Collected data:
--

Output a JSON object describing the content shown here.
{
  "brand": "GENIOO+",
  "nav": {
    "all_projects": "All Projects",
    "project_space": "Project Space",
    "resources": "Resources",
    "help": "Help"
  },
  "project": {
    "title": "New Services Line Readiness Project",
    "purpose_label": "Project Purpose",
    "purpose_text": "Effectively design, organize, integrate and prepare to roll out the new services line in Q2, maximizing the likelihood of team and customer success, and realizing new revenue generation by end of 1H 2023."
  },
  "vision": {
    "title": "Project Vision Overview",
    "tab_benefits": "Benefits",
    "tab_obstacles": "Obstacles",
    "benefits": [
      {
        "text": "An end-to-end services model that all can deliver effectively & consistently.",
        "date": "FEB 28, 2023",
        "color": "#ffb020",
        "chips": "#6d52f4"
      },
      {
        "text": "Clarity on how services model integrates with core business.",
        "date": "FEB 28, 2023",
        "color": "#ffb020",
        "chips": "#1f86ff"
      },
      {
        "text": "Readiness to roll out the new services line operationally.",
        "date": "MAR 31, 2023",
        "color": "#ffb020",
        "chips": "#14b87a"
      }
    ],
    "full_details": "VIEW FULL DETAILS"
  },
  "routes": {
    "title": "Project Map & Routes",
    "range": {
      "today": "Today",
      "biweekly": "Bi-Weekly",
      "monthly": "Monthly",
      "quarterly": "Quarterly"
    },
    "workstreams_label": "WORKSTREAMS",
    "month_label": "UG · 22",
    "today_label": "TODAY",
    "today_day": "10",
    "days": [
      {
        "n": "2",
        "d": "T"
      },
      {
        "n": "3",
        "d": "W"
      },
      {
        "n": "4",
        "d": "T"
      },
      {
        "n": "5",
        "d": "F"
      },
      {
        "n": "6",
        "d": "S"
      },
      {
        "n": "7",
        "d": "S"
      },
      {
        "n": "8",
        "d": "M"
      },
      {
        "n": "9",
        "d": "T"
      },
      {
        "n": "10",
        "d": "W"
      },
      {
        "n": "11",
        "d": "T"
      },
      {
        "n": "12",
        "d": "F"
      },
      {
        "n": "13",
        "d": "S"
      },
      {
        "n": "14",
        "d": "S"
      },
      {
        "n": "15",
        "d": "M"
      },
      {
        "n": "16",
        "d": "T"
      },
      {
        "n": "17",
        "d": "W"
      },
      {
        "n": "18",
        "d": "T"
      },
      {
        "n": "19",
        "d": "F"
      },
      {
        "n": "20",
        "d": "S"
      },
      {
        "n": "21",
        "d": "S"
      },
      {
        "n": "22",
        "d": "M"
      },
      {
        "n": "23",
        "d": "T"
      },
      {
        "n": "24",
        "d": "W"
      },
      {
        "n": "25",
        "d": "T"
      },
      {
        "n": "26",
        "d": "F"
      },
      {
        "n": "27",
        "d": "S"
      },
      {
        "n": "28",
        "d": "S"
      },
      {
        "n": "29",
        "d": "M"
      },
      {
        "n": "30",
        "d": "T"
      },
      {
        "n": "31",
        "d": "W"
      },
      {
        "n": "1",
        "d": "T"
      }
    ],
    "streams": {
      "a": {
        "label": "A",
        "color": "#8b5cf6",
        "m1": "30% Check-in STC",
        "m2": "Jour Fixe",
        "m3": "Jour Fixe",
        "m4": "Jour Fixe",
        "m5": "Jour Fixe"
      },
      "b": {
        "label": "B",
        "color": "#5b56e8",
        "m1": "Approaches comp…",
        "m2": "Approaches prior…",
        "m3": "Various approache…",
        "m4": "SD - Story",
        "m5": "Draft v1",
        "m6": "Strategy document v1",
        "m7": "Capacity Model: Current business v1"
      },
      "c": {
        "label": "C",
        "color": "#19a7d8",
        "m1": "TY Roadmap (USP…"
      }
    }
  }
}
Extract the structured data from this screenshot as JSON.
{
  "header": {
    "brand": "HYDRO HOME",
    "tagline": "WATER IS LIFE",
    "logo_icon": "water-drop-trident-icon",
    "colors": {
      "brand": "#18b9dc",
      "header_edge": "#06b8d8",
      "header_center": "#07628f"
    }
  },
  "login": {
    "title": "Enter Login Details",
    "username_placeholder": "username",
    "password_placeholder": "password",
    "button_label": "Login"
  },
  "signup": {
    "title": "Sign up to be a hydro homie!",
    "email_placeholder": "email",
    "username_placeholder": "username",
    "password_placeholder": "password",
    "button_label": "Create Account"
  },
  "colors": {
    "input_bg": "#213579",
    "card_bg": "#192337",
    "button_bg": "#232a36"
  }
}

--

* _Written exercise_
Everything from the line containing "Extract the structured" through the final line of the listing, inclusive, must be reproduced exactly; leave out the rest.

* _The result_
Extract the structured data from this screenshot as JSON.
{
  "header": {
    "brand": "HYDRO HOME",
    "tagline": "WATER IS LIFE",
    "logo_icon": "water-drop-trident-icon",
    "colors": {
      "brand": "#18b9dc",
      "header_edge": "#06b8d8",
      "header_center": "#07628f"
    }
  },
  "login": {
    "title": "Enter Login Details",
    "username_placeholder": "username",
    "password_placeholder": "password",
    "button_label": "Login"
  },
  "signup": {
    "title": "Sign up to be a hydro homie!",
    "email_placeholder": "email",
    "username_placeholder": "username",
    "password_placeholder": "password",
    "button_label": "Create Account"
  },
  "colors": {
    "input_bg": "#213579",
    "card_bg": "#192337",
    "button_bg": "#232a36"
  }
}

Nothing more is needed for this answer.